▸ **STATED GOAL**
Find the lines holding the string "available" in the data, then copy all of them.

Collected data
::::

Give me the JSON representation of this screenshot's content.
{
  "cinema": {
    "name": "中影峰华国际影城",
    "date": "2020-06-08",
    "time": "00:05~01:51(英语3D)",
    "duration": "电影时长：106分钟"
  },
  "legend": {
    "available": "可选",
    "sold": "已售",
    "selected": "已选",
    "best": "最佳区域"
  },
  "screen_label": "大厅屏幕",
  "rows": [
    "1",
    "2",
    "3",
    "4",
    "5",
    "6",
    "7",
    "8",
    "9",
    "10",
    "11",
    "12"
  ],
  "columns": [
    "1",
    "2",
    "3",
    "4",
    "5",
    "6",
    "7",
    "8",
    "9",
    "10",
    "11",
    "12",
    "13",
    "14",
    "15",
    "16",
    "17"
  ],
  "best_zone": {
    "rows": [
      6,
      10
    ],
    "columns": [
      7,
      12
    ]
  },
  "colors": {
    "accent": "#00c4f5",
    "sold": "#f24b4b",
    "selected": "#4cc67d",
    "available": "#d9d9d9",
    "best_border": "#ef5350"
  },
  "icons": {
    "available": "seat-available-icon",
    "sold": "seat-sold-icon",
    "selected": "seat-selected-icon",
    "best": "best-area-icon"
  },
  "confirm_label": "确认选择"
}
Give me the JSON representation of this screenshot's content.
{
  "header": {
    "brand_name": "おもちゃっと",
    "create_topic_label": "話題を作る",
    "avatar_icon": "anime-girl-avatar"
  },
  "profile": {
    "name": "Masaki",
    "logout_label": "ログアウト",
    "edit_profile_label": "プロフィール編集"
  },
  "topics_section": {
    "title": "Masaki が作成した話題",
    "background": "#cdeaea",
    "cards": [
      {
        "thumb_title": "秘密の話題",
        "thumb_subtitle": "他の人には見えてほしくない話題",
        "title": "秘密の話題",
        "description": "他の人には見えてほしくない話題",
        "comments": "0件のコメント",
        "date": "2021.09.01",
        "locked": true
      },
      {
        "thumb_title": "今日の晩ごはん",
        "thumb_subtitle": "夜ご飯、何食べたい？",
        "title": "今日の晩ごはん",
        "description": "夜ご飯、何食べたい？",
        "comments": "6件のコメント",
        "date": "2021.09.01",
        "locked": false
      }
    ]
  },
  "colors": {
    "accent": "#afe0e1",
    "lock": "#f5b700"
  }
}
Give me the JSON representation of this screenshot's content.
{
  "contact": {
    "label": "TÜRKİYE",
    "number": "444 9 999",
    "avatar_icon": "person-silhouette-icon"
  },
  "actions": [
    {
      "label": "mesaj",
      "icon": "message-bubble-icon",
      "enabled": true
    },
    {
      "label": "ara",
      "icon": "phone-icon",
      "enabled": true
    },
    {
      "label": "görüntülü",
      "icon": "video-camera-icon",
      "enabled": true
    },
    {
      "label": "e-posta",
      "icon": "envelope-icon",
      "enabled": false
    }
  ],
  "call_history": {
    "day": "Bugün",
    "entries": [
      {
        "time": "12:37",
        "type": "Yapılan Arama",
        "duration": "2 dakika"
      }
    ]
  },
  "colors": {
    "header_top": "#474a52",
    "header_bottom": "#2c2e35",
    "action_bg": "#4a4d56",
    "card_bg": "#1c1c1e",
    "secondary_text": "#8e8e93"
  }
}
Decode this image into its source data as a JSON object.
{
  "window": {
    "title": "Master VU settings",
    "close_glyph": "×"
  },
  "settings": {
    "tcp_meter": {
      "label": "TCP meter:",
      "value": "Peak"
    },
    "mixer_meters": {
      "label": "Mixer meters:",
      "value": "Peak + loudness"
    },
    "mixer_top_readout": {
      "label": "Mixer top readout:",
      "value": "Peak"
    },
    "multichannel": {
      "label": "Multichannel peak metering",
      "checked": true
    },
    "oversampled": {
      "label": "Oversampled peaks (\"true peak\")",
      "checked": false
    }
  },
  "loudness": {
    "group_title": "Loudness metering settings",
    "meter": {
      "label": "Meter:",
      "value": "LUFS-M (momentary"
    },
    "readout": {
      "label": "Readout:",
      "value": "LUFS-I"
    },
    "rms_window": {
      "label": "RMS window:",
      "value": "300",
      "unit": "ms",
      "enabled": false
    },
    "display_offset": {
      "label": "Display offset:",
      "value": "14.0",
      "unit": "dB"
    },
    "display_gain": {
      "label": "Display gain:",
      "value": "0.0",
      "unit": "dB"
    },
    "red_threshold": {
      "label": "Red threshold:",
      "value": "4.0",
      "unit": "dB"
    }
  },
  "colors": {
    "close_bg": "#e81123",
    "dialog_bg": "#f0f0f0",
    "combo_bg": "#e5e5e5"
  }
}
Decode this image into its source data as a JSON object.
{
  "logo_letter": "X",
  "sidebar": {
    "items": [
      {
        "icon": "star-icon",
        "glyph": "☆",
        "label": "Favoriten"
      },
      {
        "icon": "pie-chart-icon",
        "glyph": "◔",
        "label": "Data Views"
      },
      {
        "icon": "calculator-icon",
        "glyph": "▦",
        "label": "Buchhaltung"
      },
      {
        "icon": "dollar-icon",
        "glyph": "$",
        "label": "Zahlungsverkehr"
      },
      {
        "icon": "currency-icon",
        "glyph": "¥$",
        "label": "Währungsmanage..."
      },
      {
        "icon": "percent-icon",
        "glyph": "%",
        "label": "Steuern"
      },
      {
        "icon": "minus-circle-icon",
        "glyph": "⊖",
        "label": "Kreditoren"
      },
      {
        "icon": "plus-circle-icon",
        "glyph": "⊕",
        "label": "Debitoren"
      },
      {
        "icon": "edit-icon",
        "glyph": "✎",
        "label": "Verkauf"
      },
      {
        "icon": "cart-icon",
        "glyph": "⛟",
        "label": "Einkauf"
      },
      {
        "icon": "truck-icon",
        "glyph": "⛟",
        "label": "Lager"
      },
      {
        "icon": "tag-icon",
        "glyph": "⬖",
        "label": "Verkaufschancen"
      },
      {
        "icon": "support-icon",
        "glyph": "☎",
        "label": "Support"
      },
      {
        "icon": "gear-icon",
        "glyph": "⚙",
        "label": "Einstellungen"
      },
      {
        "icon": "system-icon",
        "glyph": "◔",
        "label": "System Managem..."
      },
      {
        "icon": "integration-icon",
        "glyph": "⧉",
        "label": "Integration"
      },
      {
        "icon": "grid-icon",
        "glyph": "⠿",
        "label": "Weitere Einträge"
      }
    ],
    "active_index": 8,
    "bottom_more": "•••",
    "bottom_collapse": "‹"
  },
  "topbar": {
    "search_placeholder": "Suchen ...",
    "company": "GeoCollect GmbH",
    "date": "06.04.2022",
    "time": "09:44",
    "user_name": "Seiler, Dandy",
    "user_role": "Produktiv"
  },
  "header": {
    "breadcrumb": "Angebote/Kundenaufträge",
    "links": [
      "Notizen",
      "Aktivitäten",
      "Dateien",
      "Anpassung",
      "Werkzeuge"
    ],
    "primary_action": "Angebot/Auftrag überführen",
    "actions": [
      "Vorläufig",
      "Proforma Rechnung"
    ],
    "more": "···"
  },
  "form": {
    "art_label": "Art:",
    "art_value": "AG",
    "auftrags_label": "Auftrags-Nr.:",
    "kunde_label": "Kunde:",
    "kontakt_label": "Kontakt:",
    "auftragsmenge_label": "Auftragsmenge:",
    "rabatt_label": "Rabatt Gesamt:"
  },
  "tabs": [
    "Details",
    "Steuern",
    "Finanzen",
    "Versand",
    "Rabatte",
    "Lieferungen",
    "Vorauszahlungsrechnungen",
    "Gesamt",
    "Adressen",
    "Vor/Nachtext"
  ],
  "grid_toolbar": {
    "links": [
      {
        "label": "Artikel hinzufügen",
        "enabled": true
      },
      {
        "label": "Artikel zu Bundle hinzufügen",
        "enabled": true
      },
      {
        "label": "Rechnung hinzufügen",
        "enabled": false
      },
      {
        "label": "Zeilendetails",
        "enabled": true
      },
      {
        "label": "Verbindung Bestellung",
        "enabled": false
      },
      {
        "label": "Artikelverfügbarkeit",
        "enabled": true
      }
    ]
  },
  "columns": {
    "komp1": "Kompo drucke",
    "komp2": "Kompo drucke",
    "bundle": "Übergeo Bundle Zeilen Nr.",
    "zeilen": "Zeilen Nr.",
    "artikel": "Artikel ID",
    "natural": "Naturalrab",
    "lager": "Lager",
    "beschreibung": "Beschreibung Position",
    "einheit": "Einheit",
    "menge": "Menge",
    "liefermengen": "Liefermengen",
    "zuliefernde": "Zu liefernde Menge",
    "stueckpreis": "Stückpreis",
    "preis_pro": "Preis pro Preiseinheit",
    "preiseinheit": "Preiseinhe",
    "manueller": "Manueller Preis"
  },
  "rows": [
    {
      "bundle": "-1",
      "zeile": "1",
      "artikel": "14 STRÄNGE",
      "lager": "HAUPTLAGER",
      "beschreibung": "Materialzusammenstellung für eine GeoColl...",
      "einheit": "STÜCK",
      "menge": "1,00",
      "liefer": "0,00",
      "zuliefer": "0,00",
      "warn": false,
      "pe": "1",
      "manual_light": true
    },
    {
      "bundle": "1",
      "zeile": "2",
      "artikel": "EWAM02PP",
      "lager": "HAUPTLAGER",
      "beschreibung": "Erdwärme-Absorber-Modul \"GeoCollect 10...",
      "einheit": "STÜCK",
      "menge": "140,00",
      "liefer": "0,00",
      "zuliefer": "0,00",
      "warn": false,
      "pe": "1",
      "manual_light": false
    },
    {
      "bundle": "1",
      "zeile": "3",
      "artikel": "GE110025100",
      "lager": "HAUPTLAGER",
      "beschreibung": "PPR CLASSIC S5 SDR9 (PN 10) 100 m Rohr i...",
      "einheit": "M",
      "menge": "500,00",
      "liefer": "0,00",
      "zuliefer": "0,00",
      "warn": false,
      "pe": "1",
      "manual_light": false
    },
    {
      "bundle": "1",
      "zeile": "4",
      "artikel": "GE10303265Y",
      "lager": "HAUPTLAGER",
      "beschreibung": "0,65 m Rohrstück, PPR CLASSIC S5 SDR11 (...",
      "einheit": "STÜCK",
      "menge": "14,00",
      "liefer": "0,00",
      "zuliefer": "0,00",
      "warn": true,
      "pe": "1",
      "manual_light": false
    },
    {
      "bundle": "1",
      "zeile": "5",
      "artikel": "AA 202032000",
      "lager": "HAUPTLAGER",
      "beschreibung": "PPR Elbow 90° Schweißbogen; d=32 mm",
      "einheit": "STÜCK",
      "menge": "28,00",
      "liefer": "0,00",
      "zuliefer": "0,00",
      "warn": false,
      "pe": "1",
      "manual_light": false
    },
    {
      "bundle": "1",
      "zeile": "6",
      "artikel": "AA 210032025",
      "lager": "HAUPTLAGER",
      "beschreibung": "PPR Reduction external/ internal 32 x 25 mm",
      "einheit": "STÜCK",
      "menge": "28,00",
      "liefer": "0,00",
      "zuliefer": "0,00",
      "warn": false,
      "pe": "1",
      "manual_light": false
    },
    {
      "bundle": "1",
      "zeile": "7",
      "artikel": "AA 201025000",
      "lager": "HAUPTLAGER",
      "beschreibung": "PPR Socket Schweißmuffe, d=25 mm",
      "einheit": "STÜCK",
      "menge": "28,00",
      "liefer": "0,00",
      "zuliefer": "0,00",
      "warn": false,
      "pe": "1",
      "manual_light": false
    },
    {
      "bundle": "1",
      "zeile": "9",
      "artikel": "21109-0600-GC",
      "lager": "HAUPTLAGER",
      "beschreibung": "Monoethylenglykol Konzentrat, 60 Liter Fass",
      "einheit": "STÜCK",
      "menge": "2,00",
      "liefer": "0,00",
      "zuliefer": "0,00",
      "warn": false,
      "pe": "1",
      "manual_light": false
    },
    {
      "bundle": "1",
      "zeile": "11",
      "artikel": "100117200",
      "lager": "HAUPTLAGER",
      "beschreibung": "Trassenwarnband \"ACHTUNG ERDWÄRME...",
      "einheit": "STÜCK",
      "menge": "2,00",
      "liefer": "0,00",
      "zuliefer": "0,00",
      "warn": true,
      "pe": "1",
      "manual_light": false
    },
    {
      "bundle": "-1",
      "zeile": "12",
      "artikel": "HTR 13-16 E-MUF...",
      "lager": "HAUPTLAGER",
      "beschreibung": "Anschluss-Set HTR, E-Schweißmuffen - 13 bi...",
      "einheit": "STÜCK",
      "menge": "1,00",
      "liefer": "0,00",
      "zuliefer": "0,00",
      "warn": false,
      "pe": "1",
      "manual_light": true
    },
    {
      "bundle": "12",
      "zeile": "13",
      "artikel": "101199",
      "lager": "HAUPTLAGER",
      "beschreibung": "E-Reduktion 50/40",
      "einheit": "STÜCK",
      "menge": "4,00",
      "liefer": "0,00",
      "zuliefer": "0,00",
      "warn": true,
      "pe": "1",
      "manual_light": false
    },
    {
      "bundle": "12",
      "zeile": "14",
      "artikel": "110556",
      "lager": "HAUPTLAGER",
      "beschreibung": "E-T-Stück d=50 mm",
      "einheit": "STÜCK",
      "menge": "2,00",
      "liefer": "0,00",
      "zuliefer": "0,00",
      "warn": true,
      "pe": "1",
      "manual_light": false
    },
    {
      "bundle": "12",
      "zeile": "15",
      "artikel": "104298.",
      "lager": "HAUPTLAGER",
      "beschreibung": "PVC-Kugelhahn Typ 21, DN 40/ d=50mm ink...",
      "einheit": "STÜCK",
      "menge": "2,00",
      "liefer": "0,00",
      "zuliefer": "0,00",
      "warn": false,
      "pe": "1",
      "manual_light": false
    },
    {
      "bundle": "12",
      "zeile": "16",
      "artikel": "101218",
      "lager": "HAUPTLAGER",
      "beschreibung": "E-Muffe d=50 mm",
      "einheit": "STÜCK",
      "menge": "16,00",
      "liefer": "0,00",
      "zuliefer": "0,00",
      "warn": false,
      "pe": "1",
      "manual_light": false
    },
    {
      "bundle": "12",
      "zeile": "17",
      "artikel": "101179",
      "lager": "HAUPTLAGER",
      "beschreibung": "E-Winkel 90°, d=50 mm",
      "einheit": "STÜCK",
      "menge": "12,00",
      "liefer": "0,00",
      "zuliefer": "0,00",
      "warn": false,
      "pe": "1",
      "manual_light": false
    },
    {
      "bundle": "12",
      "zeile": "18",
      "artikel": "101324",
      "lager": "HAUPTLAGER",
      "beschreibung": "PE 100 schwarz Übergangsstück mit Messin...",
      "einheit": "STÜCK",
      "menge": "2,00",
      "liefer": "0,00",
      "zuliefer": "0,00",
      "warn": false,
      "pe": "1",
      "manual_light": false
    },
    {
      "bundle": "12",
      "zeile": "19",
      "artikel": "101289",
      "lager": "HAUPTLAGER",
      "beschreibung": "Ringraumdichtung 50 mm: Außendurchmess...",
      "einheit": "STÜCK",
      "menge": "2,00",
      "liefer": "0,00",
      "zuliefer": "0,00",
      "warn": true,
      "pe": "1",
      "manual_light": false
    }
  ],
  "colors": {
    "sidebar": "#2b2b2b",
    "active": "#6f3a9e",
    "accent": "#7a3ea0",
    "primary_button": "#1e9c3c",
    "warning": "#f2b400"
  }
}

::::

▸ **SOLUTION FOR THIS PROBLEM**
    "available": "可选",
    "available": "#d9d9d9",
    "available": "seat-available-icon",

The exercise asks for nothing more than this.